Exercise task: Copy each line of the material below that includes the string "Salpeter".

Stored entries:
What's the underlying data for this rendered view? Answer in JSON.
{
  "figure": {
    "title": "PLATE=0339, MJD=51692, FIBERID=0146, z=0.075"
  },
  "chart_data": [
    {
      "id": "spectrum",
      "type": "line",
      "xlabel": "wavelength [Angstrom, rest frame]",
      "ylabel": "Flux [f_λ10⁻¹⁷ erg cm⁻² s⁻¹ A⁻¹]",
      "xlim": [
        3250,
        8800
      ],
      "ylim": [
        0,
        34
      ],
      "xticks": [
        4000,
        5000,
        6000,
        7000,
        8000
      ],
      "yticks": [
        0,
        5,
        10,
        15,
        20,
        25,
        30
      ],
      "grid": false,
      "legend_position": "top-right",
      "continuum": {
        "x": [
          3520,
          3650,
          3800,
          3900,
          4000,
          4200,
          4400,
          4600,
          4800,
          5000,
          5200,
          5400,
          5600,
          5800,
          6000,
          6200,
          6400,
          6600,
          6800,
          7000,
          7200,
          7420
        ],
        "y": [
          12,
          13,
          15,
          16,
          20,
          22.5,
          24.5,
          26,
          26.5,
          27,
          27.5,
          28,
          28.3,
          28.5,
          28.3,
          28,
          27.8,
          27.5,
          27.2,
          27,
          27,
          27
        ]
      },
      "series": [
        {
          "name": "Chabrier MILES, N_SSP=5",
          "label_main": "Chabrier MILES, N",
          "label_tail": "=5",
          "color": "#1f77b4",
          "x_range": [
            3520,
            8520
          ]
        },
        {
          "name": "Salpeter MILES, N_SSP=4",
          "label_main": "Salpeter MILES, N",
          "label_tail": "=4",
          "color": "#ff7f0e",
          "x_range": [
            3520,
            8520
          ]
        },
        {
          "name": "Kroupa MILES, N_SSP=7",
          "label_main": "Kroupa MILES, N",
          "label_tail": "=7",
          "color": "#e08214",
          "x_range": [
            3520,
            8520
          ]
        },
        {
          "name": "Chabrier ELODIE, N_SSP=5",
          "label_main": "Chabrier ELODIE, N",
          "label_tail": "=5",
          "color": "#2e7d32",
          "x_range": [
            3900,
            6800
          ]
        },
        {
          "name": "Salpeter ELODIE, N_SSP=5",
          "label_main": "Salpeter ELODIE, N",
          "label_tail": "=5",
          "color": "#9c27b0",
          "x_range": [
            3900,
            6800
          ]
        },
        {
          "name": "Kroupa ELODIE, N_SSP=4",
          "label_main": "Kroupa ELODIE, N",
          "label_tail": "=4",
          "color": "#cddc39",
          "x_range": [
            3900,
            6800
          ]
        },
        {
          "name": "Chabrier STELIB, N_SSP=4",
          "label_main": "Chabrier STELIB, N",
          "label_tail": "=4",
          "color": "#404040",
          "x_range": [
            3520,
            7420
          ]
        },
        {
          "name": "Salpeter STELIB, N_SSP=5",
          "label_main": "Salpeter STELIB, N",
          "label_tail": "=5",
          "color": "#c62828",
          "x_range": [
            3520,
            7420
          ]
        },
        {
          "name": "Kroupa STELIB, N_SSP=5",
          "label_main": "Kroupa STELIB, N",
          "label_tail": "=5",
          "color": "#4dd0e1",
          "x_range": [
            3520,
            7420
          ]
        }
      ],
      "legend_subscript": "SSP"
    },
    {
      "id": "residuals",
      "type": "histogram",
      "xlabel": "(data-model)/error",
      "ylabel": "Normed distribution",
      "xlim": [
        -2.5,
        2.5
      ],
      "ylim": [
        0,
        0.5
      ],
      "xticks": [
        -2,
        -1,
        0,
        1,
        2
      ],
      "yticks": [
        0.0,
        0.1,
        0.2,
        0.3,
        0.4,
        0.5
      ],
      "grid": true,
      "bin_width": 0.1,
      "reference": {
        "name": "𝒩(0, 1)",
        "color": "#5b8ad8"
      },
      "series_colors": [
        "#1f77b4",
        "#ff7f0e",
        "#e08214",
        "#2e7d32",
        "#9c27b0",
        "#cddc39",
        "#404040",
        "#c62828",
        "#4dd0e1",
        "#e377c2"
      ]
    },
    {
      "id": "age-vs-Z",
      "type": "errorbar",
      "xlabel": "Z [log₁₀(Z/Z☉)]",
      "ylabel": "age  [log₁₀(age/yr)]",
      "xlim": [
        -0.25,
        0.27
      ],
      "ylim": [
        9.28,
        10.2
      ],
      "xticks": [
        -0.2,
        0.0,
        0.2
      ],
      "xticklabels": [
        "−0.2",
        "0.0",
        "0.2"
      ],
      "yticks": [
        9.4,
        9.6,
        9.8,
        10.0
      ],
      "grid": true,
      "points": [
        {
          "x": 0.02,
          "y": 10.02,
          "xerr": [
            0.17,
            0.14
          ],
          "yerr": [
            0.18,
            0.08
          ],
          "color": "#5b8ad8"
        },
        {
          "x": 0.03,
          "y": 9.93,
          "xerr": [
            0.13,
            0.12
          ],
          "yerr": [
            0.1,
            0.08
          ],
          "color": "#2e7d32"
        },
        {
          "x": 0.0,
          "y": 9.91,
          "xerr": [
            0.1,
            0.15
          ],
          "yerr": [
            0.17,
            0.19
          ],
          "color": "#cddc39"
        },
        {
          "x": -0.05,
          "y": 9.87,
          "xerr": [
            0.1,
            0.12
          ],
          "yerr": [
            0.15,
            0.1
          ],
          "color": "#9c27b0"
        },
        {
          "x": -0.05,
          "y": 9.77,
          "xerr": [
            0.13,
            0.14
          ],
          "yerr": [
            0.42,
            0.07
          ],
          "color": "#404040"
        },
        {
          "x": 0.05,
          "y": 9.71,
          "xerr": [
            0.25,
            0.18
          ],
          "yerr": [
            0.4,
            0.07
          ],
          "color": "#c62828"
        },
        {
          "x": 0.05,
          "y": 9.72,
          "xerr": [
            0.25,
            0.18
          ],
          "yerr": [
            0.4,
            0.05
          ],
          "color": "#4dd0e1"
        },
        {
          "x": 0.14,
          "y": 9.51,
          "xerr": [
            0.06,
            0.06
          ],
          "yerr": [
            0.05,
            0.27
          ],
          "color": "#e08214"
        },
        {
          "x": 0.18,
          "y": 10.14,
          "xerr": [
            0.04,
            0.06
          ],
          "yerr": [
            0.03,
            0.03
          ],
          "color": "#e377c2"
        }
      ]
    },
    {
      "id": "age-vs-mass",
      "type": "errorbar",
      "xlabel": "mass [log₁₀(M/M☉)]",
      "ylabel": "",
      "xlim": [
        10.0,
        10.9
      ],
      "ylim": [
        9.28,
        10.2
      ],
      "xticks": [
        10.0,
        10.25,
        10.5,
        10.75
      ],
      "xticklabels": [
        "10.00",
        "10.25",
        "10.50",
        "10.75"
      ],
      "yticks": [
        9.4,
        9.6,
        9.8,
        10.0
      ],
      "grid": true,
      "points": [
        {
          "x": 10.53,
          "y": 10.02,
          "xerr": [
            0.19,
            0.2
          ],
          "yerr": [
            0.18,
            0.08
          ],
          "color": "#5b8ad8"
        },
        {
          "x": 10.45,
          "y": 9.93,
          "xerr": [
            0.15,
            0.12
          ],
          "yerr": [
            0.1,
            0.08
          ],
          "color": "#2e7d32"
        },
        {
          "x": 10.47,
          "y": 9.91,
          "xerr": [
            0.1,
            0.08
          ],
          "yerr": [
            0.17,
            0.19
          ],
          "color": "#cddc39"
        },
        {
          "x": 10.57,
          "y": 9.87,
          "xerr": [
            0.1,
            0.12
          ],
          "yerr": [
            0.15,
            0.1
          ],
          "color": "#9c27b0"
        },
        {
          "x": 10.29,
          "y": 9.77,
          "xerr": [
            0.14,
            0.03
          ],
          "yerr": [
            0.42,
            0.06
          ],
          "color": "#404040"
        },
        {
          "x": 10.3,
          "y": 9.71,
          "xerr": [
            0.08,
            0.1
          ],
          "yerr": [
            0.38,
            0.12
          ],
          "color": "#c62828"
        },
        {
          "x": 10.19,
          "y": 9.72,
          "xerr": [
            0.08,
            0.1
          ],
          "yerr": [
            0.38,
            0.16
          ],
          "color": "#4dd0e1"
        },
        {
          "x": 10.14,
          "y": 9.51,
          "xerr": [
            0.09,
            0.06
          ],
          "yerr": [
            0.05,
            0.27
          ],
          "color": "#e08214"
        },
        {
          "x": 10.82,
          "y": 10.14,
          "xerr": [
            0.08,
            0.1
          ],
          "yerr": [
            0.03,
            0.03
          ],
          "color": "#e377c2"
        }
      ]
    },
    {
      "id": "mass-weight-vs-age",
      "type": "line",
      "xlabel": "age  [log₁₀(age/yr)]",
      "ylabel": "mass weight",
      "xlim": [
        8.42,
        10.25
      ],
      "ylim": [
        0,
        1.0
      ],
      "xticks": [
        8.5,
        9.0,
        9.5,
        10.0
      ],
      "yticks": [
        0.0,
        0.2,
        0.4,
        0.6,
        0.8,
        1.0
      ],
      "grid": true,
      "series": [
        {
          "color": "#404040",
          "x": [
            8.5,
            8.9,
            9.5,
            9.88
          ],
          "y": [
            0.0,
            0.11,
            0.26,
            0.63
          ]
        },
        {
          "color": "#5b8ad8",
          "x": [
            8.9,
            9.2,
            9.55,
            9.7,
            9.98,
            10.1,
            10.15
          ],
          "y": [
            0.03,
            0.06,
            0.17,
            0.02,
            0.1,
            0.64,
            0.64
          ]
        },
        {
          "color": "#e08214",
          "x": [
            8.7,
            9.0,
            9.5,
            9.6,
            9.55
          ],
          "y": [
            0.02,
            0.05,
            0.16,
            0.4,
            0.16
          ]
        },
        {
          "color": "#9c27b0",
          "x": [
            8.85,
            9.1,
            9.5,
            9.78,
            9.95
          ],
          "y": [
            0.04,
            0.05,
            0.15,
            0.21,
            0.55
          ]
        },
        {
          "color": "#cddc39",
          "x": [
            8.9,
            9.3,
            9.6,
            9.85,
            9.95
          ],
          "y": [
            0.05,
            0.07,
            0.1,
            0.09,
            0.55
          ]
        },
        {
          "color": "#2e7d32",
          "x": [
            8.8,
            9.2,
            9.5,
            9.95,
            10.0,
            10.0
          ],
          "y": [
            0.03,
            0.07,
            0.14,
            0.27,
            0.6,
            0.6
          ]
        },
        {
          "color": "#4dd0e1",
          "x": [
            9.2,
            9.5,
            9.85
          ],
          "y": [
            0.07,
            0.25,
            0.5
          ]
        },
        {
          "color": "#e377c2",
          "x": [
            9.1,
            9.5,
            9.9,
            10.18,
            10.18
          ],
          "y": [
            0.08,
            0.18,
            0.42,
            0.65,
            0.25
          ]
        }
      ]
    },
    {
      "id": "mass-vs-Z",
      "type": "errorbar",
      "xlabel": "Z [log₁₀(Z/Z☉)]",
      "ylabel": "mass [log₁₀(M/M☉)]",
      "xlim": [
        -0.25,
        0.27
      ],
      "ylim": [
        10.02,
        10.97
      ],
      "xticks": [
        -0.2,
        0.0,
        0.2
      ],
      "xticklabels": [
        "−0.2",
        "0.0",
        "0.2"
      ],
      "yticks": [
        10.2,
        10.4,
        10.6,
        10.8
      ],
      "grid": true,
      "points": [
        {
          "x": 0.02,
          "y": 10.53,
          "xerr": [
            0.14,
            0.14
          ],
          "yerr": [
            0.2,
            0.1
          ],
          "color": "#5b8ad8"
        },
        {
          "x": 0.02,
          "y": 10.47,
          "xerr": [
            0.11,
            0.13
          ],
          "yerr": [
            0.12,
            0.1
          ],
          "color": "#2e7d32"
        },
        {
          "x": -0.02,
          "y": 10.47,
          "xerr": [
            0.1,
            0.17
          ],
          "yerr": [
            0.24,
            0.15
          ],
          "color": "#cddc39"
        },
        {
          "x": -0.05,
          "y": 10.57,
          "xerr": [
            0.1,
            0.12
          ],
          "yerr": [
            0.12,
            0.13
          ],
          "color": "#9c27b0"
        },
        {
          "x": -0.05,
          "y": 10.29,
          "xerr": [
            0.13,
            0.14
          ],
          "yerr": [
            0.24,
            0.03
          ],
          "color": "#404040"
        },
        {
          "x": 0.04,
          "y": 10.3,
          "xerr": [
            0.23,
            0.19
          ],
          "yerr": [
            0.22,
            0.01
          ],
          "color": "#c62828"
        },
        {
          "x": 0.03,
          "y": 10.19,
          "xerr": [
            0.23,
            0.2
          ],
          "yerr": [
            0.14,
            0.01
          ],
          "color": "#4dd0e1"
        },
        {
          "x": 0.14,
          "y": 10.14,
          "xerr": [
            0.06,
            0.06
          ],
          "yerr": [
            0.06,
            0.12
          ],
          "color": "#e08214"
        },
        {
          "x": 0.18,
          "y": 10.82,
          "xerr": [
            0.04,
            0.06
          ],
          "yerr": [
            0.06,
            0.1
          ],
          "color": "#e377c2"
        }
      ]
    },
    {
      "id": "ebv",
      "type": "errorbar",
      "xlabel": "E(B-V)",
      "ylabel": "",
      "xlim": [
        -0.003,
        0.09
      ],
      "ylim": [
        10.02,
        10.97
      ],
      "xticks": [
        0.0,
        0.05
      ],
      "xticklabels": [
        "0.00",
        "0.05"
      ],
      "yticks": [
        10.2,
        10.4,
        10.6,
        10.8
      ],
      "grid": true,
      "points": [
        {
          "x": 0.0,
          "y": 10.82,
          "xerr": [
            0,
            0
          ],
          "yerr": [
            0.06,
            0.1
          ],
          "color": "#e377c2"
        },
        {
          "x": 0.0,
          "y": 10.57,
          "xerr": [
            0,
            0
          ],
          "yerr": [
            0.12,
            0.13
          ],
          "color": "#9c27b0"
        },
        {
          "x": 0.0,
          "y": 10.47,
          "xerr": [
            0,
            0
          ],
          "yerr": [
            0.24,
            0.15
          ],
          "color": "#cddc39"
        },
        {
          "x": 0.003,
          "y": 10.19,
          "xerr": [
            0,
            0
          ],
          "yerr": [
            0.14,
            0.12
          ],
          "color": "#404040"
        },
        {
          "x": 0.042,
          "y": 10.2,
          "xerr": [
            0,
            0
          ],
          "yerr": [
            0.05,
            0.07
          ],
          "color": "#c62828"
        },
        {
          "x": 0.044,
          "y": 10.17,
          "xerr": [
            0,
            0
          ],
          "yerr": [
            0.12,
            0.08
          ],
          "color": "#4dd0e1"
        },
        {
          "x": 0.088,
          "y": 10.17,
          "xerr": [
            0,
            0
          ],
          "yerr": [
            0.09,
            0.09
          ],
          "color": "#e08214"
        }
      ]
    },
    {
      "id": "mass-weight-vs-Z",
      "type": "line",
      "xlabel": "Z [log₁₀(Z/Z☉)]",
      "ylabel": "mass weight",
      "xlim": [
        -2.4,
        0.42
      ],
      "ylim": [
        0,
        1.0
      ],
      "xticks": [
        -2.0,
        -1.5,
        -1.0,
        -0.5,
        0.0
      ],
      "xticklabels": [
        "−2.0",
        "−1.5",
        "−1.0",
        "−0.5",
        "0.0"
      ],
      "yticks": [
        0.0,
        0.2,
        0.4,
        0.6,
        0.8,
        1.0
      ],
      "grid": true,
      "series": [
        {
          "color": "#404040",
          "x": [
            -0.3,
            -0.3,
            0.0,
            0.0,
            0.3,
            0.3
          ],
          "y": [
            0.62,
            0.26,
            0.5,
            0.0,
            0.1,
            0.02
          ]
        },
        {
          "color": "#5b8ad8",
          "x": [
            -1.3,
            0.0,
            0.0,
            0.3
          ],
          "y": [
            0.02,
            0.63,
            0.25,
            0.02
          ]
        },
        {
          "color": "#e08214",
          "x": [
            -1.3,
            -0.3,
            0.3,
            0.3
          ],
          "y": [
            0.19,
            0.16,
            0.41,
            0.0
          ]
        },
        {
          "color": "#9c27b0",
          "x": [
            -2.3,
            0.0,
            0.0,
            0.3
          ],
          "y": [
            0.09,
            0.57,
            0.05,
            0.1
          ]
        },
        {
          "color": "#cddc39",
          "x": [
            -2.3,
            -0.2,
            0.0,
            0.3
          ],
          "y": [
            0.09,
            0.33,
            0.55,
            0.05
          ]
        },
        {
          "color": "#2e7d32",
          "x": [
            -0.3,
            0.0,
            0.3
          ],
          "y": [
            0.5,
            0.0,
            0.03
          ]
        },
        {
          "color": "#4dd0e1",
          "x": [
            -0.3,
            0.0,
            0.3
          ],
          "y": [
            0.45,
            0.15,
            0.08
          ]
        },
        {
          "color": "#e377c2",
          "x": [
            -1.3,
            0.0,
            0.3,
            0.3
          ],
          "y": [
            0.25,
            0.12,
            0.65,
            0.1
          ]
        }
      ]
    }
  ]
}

Result of this exercise:
          "name": "Salpeter MILES, N_SSP=4",
          "label_main": "Salpeter MILES, N",
          "name": "Salpeter ELODIE, N_SSP=5",
          "label_main": "Salpeter ELODIE, N",
          "name": "Salpeter STELIB, N_SSP=5",
          "label_main": "Salpeter STELIB, N",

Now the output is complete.